Records from a collection
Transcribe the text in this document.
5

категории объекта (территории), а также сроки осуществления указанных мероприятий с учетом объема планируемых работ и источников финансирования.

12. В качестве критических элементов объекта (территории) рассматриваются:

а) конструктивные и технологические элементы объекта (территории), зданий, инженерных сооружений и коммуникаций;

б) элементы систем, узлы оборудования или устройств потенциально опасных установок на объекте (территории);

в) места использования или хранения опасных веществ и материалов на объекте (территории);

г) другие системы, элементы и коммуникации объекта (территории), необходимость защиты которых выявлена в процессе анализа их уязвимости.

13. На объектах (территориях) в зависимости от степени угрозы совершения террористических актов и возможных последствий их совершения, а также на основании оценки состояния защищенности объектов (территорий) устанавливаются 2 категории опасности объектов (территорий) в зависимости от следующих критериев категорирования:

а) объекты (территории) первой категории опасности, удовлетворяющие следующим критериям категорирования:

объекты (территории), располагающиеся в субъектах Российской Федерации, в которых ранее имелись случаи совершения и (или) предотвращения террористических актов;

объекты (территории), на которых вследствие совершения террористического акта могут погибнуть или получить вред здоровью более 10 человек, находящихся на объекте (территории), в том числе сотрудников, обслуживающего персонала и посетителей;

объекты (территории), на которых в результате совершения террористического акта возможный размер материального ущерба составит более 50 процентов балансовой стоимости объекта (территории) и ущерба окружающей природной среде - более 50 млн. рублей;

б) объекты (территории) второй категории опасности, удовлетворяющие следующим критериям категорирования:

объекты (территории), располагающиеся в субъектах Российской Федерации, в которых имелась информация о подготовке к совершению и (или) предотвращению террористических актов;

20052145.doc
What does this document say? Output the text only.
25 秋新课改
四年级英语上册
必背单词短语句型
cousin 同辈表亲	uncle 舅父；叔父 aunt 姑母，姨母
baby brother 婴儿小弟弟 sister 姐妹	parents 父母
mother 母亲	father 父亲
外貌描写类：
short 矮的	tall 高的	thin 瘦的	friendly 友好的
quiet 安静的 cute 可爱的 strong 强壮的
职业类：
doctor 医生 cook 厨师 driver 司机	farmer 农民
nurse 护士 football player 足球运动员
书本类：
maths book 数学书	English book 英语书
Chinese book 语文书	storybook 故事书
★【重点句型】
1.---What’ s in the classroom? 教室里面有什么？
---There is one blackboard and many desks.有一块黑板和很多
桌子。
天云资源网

### TASK TO COMPLETE
Reproduce the records in full, exactly as written.

### EXERCISE RESPONSE
Transcribe the text in this document.
5

категории объекта (территории), а также сроки осуществления указанных мероприятий с учетом объема планируемых работ и источников финансирования.

12. В качестве критических элементов объекта (территории) рассматриваются:

а) конструктивные и технологические элементы объекта (территории), зданий, инженерных сооружений и коммуникаций;

б) элементы систем, узлы оборудования или устройств потенциально опасных установок на объекте (территории);

в) места использования или хранения опасных веществ и материалов на объекте (территории);

г) другие системы, элементы и коммуникации объекта (территории), необходимость защиты которых выявлена в процессе анализа их уязвимости.

13. На объектах (территориях) в зависимости от степени угрозы совершения террористических актов и возможных последствий их совершения, а также на основании оценки состояния защищенности объектов (территорий) устанавливаются 2 категории опасности объектов (территорий) в зависимости от следующих критериев категорирования:

а) объекты (территории) первой категории опасности, удовлетворяющие следующим критериям категорирования:

объекты (территории), располагающиеся в субъектах Российской Федерации, в которых ранее имелись случаи совершения и (или) предотвращения террористических актов;

объекты (территории), на которых вследствие совершения террористического акта могут погибнуть или получить вред здоровью более 10 человек, находящихся на объекте (территории), в том числе сотрудников, обслуживающего персонала и посетителей;

объекты (территории), на которых в результате совершения террористического акта возможный размер материального ущерба составит более 50 процентов балансовой стоимости объекта (территории) и ущерба окружающей природной среде - более 50 млн. рублей;

б) объекты (территории) второй категории опасности, удовлетворяющие следующим критериям категорирования:

объекты (территории), располагающиеся в субъектах Российской Федерации, в которых имелась информация о подготовке к совершению и (или) предотвращению террористических актов;

20052145.doc
What does this document say? Output the text only.
25 秋新课改
四年级英语上册
必背单词短语句型
cousin 同辈表亲	uncle 舅父；叔父 aunt 姑母，姨母
baby brother 婴儿小弟弟 sister 姐妹	parents 父母
mother 母亲	father 父亲
外貌描写类：
short 矮的	tall 高的	thin 瘦的	friendly 友好的
quiet 安静的 cute 可爱的 strong 强壮的
职业类：
doctor 医生 cook 厨师 driver 司机	farmer 农民
nurse 护士 football player 足球运动员
书本类：
maths book 数学书	English book 英语书
Chinese book 语文书	storybook 故事书
★【重点句型】
1.---What’ s in the classroom? 教室里面有什么？
---There is one blackboard and many desks.有一块黑板和很多
桌子。
天云资源网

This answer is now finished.